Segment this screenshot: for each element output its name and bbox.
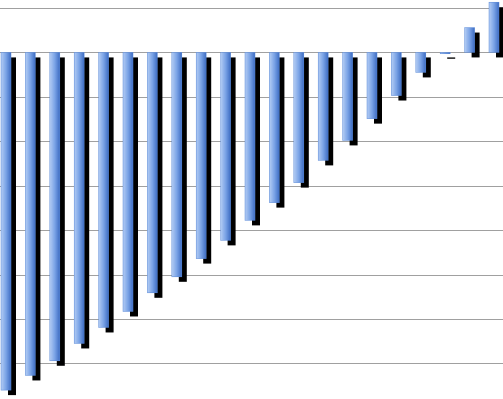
bar-shadow [32,57,41,381]
bar [464,27,475,53]
bar [391,52,402,96]
bar-shadow [374,57,382,124]
bar-shadow [300,57,309,188]
bar [439,52,451,55]
bar-shadow [496,7,503,58]
bar-shadow [276,57,285,208]
bar-shadow [227,57,236,246]
bar [147,52,158,294]
bar-shadow [8,57,16,396]
bar-shadow [105,57,114,333]
bar [220,52,231,241]
bar [415,52,427,73]
bar-shadow [398,57,407,101]
bar [73,52,85,344]
bar [342,52,353,141]
bar-shadow [81,57,90,349]
bar-shadow [154,57,163,298]
bar [195,52,207,259]
bar-shadow [203,57,212,264]
bar [171,52,183,278]
bar [293,52,305,183]
bar [98,52,109,328]
bar-shadow [252,57,260,226]
bar [0,52,12,391]
bar-shadow [471,32,480,58]
bar [269,52,280,203]
bar [49,52,61,362]
bar [25,52,36,376]
bar [317,52,329,161]
bar-shadow [349,57,358,146]
bar-shadow [422,57,431,78]
bar [122,52,134,312]
bar-shadow [447,57,456,59]
bar [488,1,500,53]
bar-shadow [56,57,65,366]
bar-shadow [325,57,334,166]
bar [244,52,256,221]
bar-shadow [130,57,138,317]
bar-shadow [178,57,187,282]
bar [366,52,378,119]
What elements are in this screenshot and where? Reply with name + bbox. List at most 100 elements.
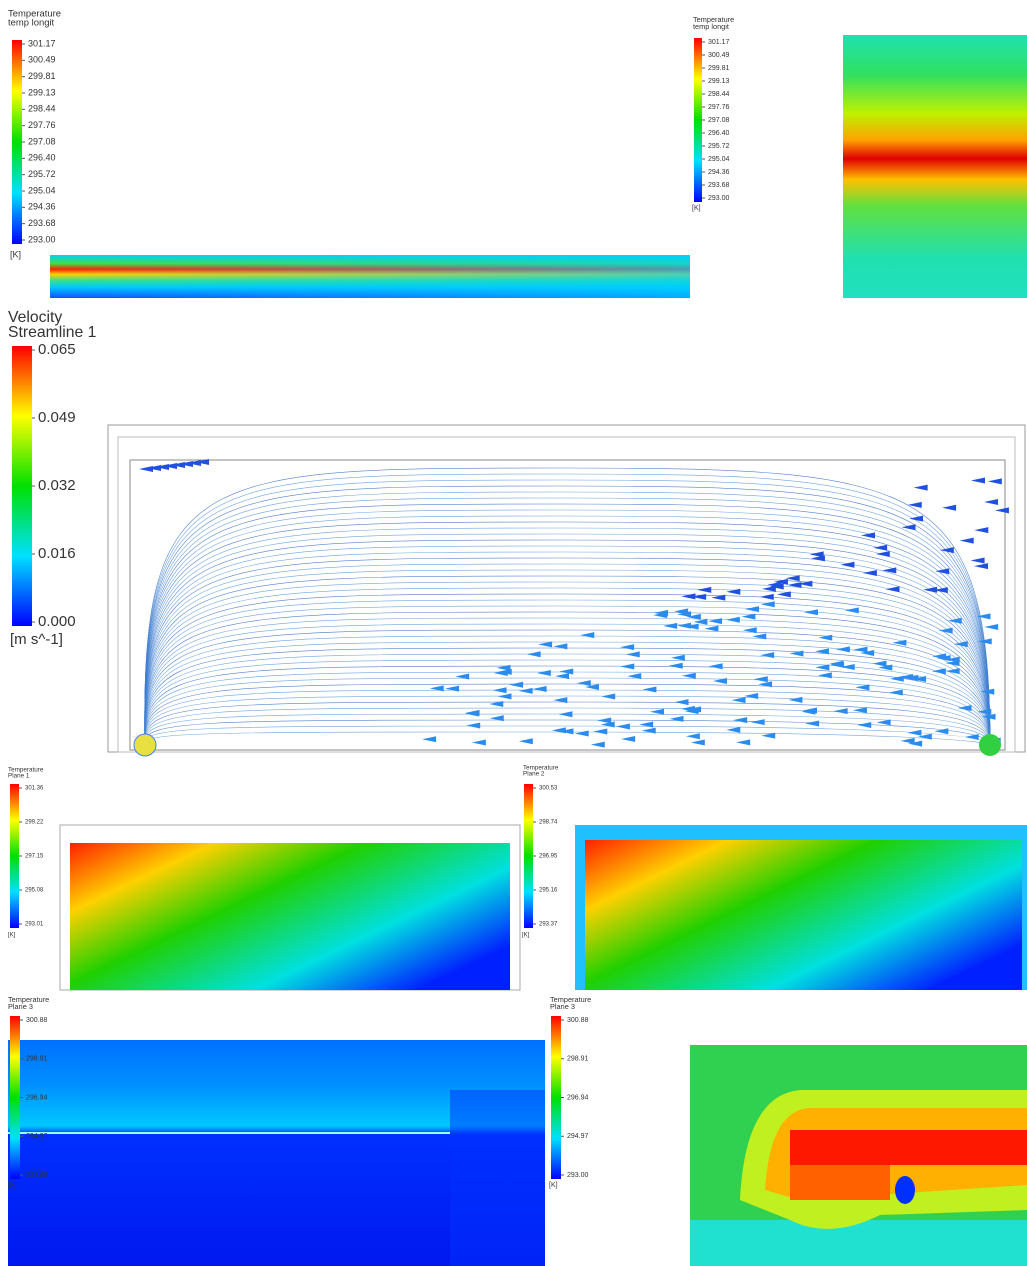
velocity-arrow bbox=[741, 613, 756, 620]
velocity-arrow bbox=[752, 633, 767, 640]
velocity-arrow bbox=[576, 680, 591, 687]
colorbar bbox=[524, 784, 533, 928]
velocity-arrow bbox=[875, 550, 890, 557]
colorbar-label: 0.049 bbox=[38, 409, 76, 426]
streamline bbox=[144, 467, 991, 746]
velocity-arrow bbox=[690, 739, 705, 746]
streamline bbox=[144, 701, 991, 746]
velocity-arrow bbox=[147, 465, 161, 471]
velocity-arrow bbox=[787, 582, 802, 589]
velocity-arrow bbox=[725, 616, 740, 623]
colorbar-label: 294.36 bbox=[28, 202, 56, 212]
streamline bbox=[144, 605, 991, 746]
velocity-arrow bbox=[913, 484, 928, 491]
velocity-arrow bbox=[855, 684, 870, 691]
colorbar-label: 299.13 bbox=[708, 78, 730, 85]
streamline bbox=[144, 731, 991, 746]
streamline bbox=[144, 719, 991, 746]
colorbar-label: 295.16 bbox=[539, 888, 558, 894]
velocity-arrow bbox=[641, 727, 656, 734]
velocity-arrow bbox=[970, 477, 985, 484]
velocity-arrow bbox=[760, 601, 775, 608]
streamline bbox=[144, 581, 991, 746]
velocity-arrow bbox=[489, 715, 504, 722]
colorbar-label: 295.04 bbox=[708, 156, 730, 163]
streamline bbox=[144, 653, 991, 746]
colorbar-label: 296.40 bbox=[708, 130, 730, 137]
colorbar bbox=[12, 40, 22, 244]
velocity-arrow bbox=[844, 607, 859, 614]
velocity-arrow bbox=[907, 729, 922, 736]
velocity-arrow bbox=[933, 587, 948, 594]
velocity-arrow bbox=[773, 578, 788, 585]
velocity-arrow bbox=[670, 654, 685, 661]
streamline bbox=[144, 533, 991, 746]
streamline bbox=[144, 527, 991, 746]
streamline bbox=[144, 563, 991, 746]
plane3-detail bbox=[690, 1045, 1027, 1266]
velocity-arrow bbox=[840, 561, 855, 568]
velocity-arrow bbox=[580, 632, 595, 639]
streamline bbox=[144, 569, 991, 746]
velocity-arrow bbox=[687, 706, 702, 713]
colorbar bbox=[10, 1016, 20, 1179]
colorbar-label: 293.68 bbox=[28, 218, 56, 228]
streamline bbox=[144, 599, 991, 746]
legend-unit: [m s^-1] bbox=[10, 631, 63, 648]
inlet bbox=[133, 733, 157, 757]
velocity-arrow bbox=[455, 673, 470, 680]
velocity-arrow bbox=[814, 648, 829, 655]
velocity-arrow bbox=[753, 676, 768, 683]
velocity-arrow bbox=[974, 563, 989, 570]
legend-title: Temperature bbox=[8, 9, 61, 20]
outlet bbox=[979, 734, 1001, 756]
streamline bbox=[144, 545, 991, 746]
velocity-arrow bbox=[745, 606, 760, 613]
legend-title: Velocity bbox=[8, 309, 62, 326]
velocity-arrow bbox=[803, 609, 818, 616]
colorbar bbox=[12, 346, 32, 626]
velocity-arrow bbox=[532, 685, 547, 692]
velocity-arrow bbox=[600, 721, 615, 728]
velocity-arrow bbox=[742, 627, 757, 634]
velocity-arrow bbox=[942, 504, 957, 511]
colorbar-label: 297.76 bbox=[28, 120, 56, 130]
velocity-arrow bbox=[923, 586, 938, 593]
velocity-arrow bbox=[761, 732, 776, 739]
velocity-arrow bbox=[818, 634, 833, 641]
colorbar-label: 299.22 bbox=[25, 820, 44, 826]
colorbar-label: 293.00 bbox=[708, 195, 730, 202]
velocity-arrow bbox=[776, 591, 791, 598]
velocity-arrow bbox=[593, 728, 608, 735]
velocity-arrow bbox=[697, 586, 712, 593]
colorbar-label: 295.72 bbox=[708, 143, 730, 150]
velocity-arrow bbox=[789, 650, 804, 657]
colorbar-label: 296.40 bbox=[28, 153, 56, 163]
velocity-arrow bbox=[750, 719, 765, 726]
velocity-arrow bbox=[187, 460, 201, 466]
velocity-arrow bbox=[693, 618, 708, 625]
velocity-arrow bbox=[464, 710, 479, 717]
streamline bbox=[144, 485, 991, 746]
streamline bbox=[144, 617, 991, 746]
velocity-arrow bbox=[574, 730, 589, 737]
velocity-arrow bbox=[974, 527, 989, 534]
streamline bbox=[144, 539, 991, 746]
velocity-arrow bbox=[835, 646, 850, 653]
velocity-arrow bbox=[953, 641, 968, 648]
velocity-arrow bbox=[681, 672, 696, 679]
streamlines bbox=[139, 459, 1009, 748]
legend-title: Temperature bbox=[550, 995, 591, 1004]
velocity-arrow bbox=[685, 733, 700, 740]
streamline bbox=[144, 503, 991, 746]
velocity-arrow bbox=[912, 676, 927, 683]
velocity-arrow bbox=[650, 708, 665, 715]
legend-subtitle: Plane 1 bbox=[8, 773, 30, 780]
velocity-arrow bbox=[984, 498, 999, 505]
colorbar-label: 298.91 bbox=[26, 1056, 48, 1063]
colorbar-label: 293.01 bbox=[25, 922, 44, 928]
velocity-arrow bbox=[597, 717, 612, 724]
velocity-arrow bbox=[888, 689, 903, 696]
velocity-arrow bbox=[489, 700, 504, 707]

## Instructions for the task
Please recast every line of the records above as a Markdown table with two columns, "No." and "Content," numbering each row and skipping blank lines. Leave the pictures out of the table.

## Finished task
| No. | Content |
|---|---|
| 1 | Segment this screenshot: for each element output its name and bbox. |
| 2 | bar-shadow [32,57,41,381] |
| 3 | bar [464,27,475,53] |
| 4 | bar [391,52,402,96] |
| 5 | bar-shadow [374,57,382,124] |
| 6 | bar-shadow [300,57,309,188] |
| 7 | bar [439,52,451,55] |
| 8 | bar-shadow [496,7,503,58] |
| 9 | bar-shadow [276,57,285,208] |
| 10 | bar-shadow [227,57,236,246] |
| 11 | bar [147,52,158,294] |
| 12 | bar-shadow [8,57,16,396] |
| 13 | bar-shadow [105,57,114,333] |
| 14 | bar [220,52,231,241] |
| 15 | bar [415,52,427,73] |
| 16 | bar-shadow [398,57,407,101] |
| 17 | bar [73,52,85,344] |
| 18 | bar [342,52,353,141] |
| 19 | bar-shadow [81,57,90,349] |
| 20 | bar-shadow [154,57,163,298] |
| 21 | bar [195,52,207,259] |
| 22 | bar-shadow [203,57,212,264] |
| 23 | bar [171,52,183,278] |
| 24 | bar [293,52,305,183] |
| 25 | bar [98,52,109,328] |
| 26 | bar-shadow [252,57,260,226] |
| 27 | bar [0,52,12,391] |
| 28 | bar-shadow [471,32,480,58] |
| 29 | bar [269,52,280,203] |
| 30 | bar [49,52,61,362] |
| 31 | bar [25,52,36,376] |
| 32 | bar [317,52,329,161] |
| 33 | bar-shadow [349,57,358,146] |
| 34 | bar-shadow [422,57,431,78] |
| 35 | bar [122,52,134,312] |
| 36 | bar-shadow [447,57,456,59] |
| 37 | bar [488,1,500,53] |
| 38 | bar-shadow [56,57,65,366] |
| 39 | bar-shadow [325,57,334,166] |
| 40 | bar [244,52,256,221] |
| 41 | bar-shadow [130,57,138,317] |
| 42 | bar-shadow [178,57,187,282] |
| 43 | bar [366,52,378,119] |
| 44 | What elements are in this screenshot and where? Reply with name + bbox. List at most 100 elements. |
| 45 | velocity-arrow bbox=[741, 613, 756, 620] |
| 46 | velocity-arrow bbox=[752, 633, 767, 640] |
| 47 | velocity-arrow bbox=[576, 680, 591, 687] |
| 48 | colorbar bbox=[524, 784, 533, 928] |
| 49 | velocity-arrow bbox=[875, 550, 890, 557] |
| 50 | colorbar-label: 0.049 bbox=[38, 409, 76, 426] |
| 51 | streamline bbox=[144, 467, 991, 746] |
| 52 | velocity-arrow bbox=[690, 739, 705, 746] |
| 53 | streamline bbox=[144, 701, 991, 746] |
| 54 | velocity-arrow bbox=[147, 465, 161, 471] |
| 55 | velocity-arrow bbox=[787, 582, 802, 589] |
| 56 | velocity-arrow bbox=[725, 616, 740, 623] |
| 57 | colorbar-label: 294.36 bbox=[28, 202, 56, 212] |
| 58 | streamline bbox=[144, 605, 991, 746] |
| 59 | velocity-arrow bbox=[913, 484, 928, 491] |
| 60 | velocity-arrow bbox=[855, 684, 870, 691] |
| 61 | colorbar-label: 299.13 bbox=[708, 78, 730, 85] |
| 62 | streamline bbox=[144, 731, 991, 746] |
| 63 | streamline bbox=[144, 719, 991, 746] |
| 64 | colorbar-label: 295.16 bbox=[539, 888, 558, 894] |
| 65 | velocity-arrow bbox=[641, 727, 656, 734] |
| 66 | velocity-arrow bbox=[970, 477, 985, 484] |
| 67 | velocity-arrow bbox=[760, 601, 775, 608] |
| 68 | streamline bbox=[144, 581, 991, 746] |
| 69 | velocity-arrow bbox=[489, 715, 504, 722] |
| 70 | colorbar-label: 295.04 bbox=[708, 156, 730, 163] |
| 71 | streamline bbox=[144, 653, 991, 746] |
| 72 | colorbar-label: 296.40 bbox=[708, 130, 730, 137] |
| 73 | colorbar bbox=[12, 40, 22, 244] |
| 74 | velocity-arrow bbox=[844, 607, 859, 614] |
| 75 | velocity-arrow bbox=[907, 729, 922, 736] |
| 76 | velocity-arrow bbox=[933, 587, 948, 594] |
| 77 | velocity-arrow bbox=[773, 578, 788, 585] |
| 78 | velocity-arrow bbox=[670, 654, 685, 661] |
| 79 | streamline bbox=[144, 533, 991, 746] |
| 80 | streamline bbox=[144, 527, 991, 746] |
| 81 | streamline bbox=[144, 563, 991, 746] |
| 82 | plane3-detail bbox=[690, 1045, 1027, 1266] |
| 83 | velocity-arrow bbox=[840, 561, 855, 568] |
| 84 | velocity-arrow bbox=[580, 632, 595, 639] |
| 85 | streamline bbox=[144, 569, 991, 746] |
| 86 | velocity-arrow bbox=[687, 706, 702, 713] |
| 87 | colorbar bbox=[10, 1016, 20, 1179] |
| 88 | colorbar-label: 293.68 bbox=[28, 218, 56, 228] |
| 89 | streamline bbox=[144, 599, 991, 746] |
| 90 | legend-unit: [m s^-1] bbox=[10, 631, 63, 648] |
| 91 | inlet bbox=[133, 733, 157, 757] |
| 92 | velocity-arrow bbox=[455, 673, 470, 680] |
| 93 | velocity-arrow bbox=[814, 648, 829, 655] |
| 94 | velocity-arrow bbox=[753, 676, 768, 683] |
| 95 | velocity-arrow bbox=[974, 563, 989, 570] |
| 96 | legend-title: Temperature bbox=[8, 9, 61, 20] |
| 97 | outlet bbox=[979, 734, 1001, 756] |
| 98 | streamline bbox=[144, 545, 991, 746] |
| 99 | velocity-arrow bbox=[745, 606, 760, 613] |
| 100 | legend-title: Velocity bbox=[8, 309, 62, 326] |
| 101 | velocity-arrow bbox=[803, 609, 818, 616] |
| 102 | colorbar bbox=[12, 346, 32, 626] |
| 103 | velocity-arrow bbox=[532, 685, 547, 692] |
| 104 | velocity-arrow bbox=[600, 721, 615, 728] |
| 105 | velocity-arrow bbox=[742, 627, 757, 634] |
| 106 | velocity-arrow bbox=[942, 504, 957, 511] |
| 107 | colorbar-label: 297.76 bbox=[28, 120, 56, 130] |
| 108 | velocity-arrow bbox=[923, 586, 938, 593] |
| 109 | velocity-arrow bbox=[761, 732, 776, 739] |
| 110 | velocity-arrow bbox=[818, 634, 833, 641] |
| 111 | colorbar-label: 299.22 bbox=[25, 820, 44, 826] |
| 112 | colorbar-label: 293.00 bbox=[708, 195, 730, 202] |
| 113 | velocity-arrow bbox=[776, 591, 791, 598] |
| 114 | velocity-arrow bbox=[593, 728, 608, 735] |
| 115 | velocity-arrow bbox=[697, 586, 712, 593] |
| 116 | colorbar-label: 295.72 bbox=[708, 143, 730, 150] |
| 117 | velocity-arrow bbox=[789, 650, 804, 657] |
| 118 | colorbar-label: 296.40 bbox=[28, 153, 56, 163] |
| 119 | velocity-arrow bbox=[750, 719, 765, 726] |
| 120 | velocity-arrow bbox=[187, 460, 201, 466] |
| 121 | velocity-arrow bbox=[693, 618, 708, 625] |
| 122 | velocity-arrow bbox=[464, 710, 479, 717] |
| 123 | streamline bbox=[144, 485, 991, 746] |
| 124 | streamline bbox=[144, 617, 991, 746] |
| 125 | velocity-arrow bbox=[574, 730, 589, 737] |
| 126 | velocity-arrow bbox=[974, 527, 989, 534] |
| 127 | streamline bbox=[144, 539, 991, 746] |
| 128 | velocity-arrow bbox=[835, 646, 850, 653] |
| 129 | velocity-arrow bbox=[953, 641, 968, 648] |
| 130 | velocity-arrow bbox=[681, 672, 696, 679] |
| 131 | streamlines bbox=[139, 459, 1009, 748] |
| 132 | legend-title: Temperature bbox=[550, 995, 591, 1004] |
| 133 | velocity-arrow bbox=[685, 733, 700, 740] |
| 134 | streamline bbox=[144, 503, 991, 746] |
| 135 | velocity-arrow bbox=[912, 676, 927, 683] |
| 136 | velocity-arrow bbox=[650, 708, 665, 715] |
| 137 | legend-subtitle: Plane 1 bbox=[8, 773, 30, 780] |
| 138 | velocity-arrow bbox=[984, 498, 999, 505] |
| 139 | colorbar-label: 298.91 bbox=[26, 1056, 48, 1063] |
| 140 | colorbar-label: 293.01 bbox=[25, 922, 44, 928] |
| 141 | velocity-arrow bbox=[597, 717, 612, 724] |
| 142 | velocity-arrow bbox=[888, 689, 903, 696] |
| 143 | velocity-arrow bbox=[489, 700, 504, 707] |